_TASK DETAILS_
Quote the full listing word for word.

** BEGIN WORKING DATA **

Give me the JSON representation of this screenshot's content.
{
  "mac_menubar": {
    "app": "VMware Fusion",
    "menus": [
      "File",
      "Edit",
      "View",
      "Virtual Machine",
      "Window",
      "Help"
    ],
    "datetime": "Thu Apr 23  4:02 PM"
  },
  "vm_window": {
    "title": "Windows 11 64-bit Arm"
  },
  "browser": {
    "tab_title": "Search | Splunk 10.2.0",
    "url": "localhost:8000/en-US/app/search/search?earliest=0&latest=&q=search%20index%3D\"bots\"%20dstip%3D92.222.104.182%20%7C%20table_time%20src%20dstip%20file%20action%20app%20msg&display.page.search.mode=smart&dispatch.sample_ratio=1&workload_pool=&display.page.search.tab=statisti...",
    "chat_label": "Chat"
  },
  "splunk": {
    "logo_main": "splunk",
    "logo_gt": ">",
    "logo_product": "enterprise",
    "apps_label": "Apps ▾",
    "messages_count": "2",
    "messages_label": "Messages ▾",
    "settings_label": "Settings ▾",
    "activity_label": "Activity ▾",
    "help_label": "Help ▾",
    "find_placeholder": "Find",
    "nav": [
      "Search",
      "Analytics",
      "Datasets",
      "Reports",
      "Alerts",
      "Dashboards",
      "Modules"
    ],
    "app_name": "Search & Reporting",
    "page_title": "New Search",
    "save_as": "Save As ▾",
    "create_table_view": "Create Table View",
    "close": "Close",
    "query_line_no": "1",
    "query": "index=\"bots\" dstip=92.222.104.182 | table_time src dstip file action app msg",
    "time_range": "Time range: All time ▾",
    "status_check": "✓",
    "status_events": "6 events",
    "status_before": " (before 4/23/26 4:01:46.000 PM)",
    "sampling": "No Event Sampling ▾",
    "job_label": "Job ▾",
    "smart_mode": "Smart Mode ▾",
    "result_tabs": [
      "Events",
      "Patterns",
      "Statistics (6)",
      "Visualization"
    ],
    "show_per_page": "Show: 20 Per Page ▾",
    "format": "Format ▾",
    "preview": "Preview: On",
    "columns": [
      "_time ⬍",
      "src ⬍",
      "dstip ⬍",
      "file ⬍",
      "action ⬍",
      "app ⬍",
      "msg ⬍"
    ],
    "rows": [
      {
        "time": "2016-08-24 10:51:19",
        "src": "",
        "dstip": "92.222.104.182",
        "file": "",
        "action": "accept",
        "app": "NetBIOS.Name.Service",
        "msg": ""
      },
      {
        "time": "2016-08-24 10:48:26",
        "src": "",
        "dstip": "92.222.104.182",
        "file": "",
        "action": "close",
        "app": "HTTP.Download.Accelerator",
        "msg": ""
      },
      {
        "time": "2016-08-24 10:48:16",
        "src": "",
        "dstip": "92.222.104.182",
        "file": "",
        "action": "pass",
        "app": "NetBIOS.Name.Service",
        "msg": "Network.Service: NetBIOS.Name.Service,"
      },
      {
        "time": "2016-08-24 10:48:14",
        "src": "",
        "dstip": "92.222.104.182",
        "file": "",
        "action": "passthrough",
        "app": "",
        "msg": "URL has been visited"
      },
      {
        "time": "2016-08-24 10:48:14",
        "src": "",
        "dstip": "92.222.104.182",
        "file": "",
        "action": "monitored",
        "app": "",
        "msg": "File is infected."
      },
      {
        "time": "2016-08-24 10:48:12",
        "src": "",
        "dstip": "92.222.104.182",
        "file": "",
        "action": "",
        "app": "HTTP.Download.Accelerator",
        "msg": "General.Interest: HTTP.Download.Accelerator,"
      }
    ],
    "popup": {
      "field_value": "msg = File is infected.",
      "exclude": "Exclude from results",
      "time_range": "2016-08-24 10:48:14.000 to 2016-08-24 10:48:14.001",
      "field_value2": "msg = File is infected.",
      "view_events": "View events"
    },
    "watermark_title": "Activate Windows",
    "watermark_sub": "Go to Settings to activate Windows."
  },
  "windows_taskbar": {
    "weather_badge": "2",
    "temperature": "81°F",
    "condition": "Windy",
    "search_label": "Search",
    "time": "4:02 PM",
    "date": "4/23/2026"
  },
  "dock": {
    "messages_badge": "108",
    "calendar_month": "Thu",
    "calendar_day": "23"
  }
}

** END WORKING DATA **

_FINISHED ANSWER_
Give me the JSON representation of this screenshot's content.
{
  "mac_menubar": {
    "app": "VMware Fusion",
    "menus": [
      "File",
      "Edit",
      "View",
      "Virtual Machine",
      "Window",
      "Help"
    ],
    "datetime": "Thu Apr 23  4:02 PM"
  },
  "vm_window": {
    "title": "Windows 11 64-bit Arm"
  },
  "browser": {
    "tab_title": "Search | Splunk 10.2.0",
    "url": "localhost:8000/en-US/app/search/search?earliest=0&latest=&q=search%20index%3D\"bots\"%20dstip%3D92.222.104.182%20%7C%20table_time%20src%20dstip%20file%20action%20app%20msg&display.page.search.mode=smart&dispatch.sample_ratio=1&workload_pool=&display.page.search.tab=statisti...",
    "chat_label": "Chat"
  },
  "splunk": {
    "logo_main": "splunk",
    "logo_gt": ">",
    "logo_product": "enterprise",
    "apps_label": "Apps ▾",
    "messages_count": "2",
    "messages_label": "Messages ▾",
    "settings_label": "Settings ▾",
    "activity_label": "Activity ▾",
    "help_label": "Help ▾",
    "find_placeholder": "Find",
    "nav": [
      "Search",
      "Analytics",
      "Datasets",
      "Reports",
      "Alerts",
      "Dashboards",
      "Modules"
    ],
    "app_name": "Search & Reporting",
    "page_title": "New Search",
    "save_as": "Save As ▾",
    "create_table_view": "Create Table View",
    "close": "Close",
    "query_line_no": "1",
    "query": "index=\"bots\" dstip=92.222.104.182 | table_time src dstip file action app msg",
    "time_range": "Time range: All time ▾",
    "status_check": "✓",
    "status_events": "6 events",
    "status_before": " (before 4/23/26 4:01:46.000 PM)",
    "sampling": "No Event Sampling ▾",
    "job_label": "Job ▾",
    "smart_mode": "Smart Mode ▾",
    "result_tabs": [
      "Events",
      "Patterns",
      "Statistics (6)",
      "Visualization"
    ],
    "show_per_page": "Show: 20 Per Page ▾",
    "format": "Format ▾",
    "preview": "Preview: On",
    "columns": [
      "_time ⬍",
      "src ⬍",
      "dstip ⬍",
      "file ⬍",
      "action ⬍",
      "app ⬍",
      "msg ⬍"
    ],
    "rows": [
      {
        "time": "2016-08-24 10:51:19",
        "src": "",
        "dstip": "92.222.104.182",
        "file": "",
        "action": "accept",
        "app": "NetBIOS.Name.Service",
        "msg": ""
      },
      {
        "time": "2016-08-24 10:48:26",
        "src": "",
        "dstip": "92.222.104.182",
        "file": "",
        "action": "close",
        "app": "HTTP.Download.Accelerator",
        "msg": ""
      },
      {
        "time": "2016-08-24 10:48:16",
        "src": "",
        "dstip": "92.222.104.182",
        "file": "",
        "action": "pass",
        "app": "NetBIOS.Name.Service",
        "msg": "Network.Service: NetBIOS.Name.Service,"
      },
      {
        "time": "2016-08-24 10:48:14",
        "src": "",
        "dstip": "92.222.104.182",
        "file": "",
        "action": "passthrough",
        "app": "",
        "msg": "URL has been visited"
      },
      {
        "time": "2016-08-24 10:48:14",
        "src": "",
        "dstip": "92.222.104.182",
        "file": "",
        "action": "monitored",
        "app": "",
        "msg": "File is infected."
      },
      {
        "time": "2016-08-24 10:48:12",
        "src": "",
        "dstip": "92.222.104.182",
        "file": "",
        "action": "",
        "app": "HTTP.Download.Accelerator",
        "msg": "General.Interest: HTTP.Download.Accelerator,"
      }
    ],
    "popup": {
      "field_value": "msg = File is infected.",
      "exclude": "Exclude from results",
      "time_range": "2016-08-24 10:48:14.000 to 2016-08-24 10:48:14.001",
      "field_value2": "msg = File is infected.",
      "view_events": "View events"
    },
    "watermark_title": "Activate Windows",
    "watermark_sub": "Go to Settings to activate Windows."
  },
  "windows_taskbar": {
    "weather_badge": "2",
    "temperature": "81°F",
    "condition": "Windy",
    "search_label": "Search",
    "time": "4:02 PM",
    "date": "4/23/2026"
  },
  "dock": {
    "messages_badge": "108",
    "calendar_month": "Thu",
    "calendar_day": "23"
  }
}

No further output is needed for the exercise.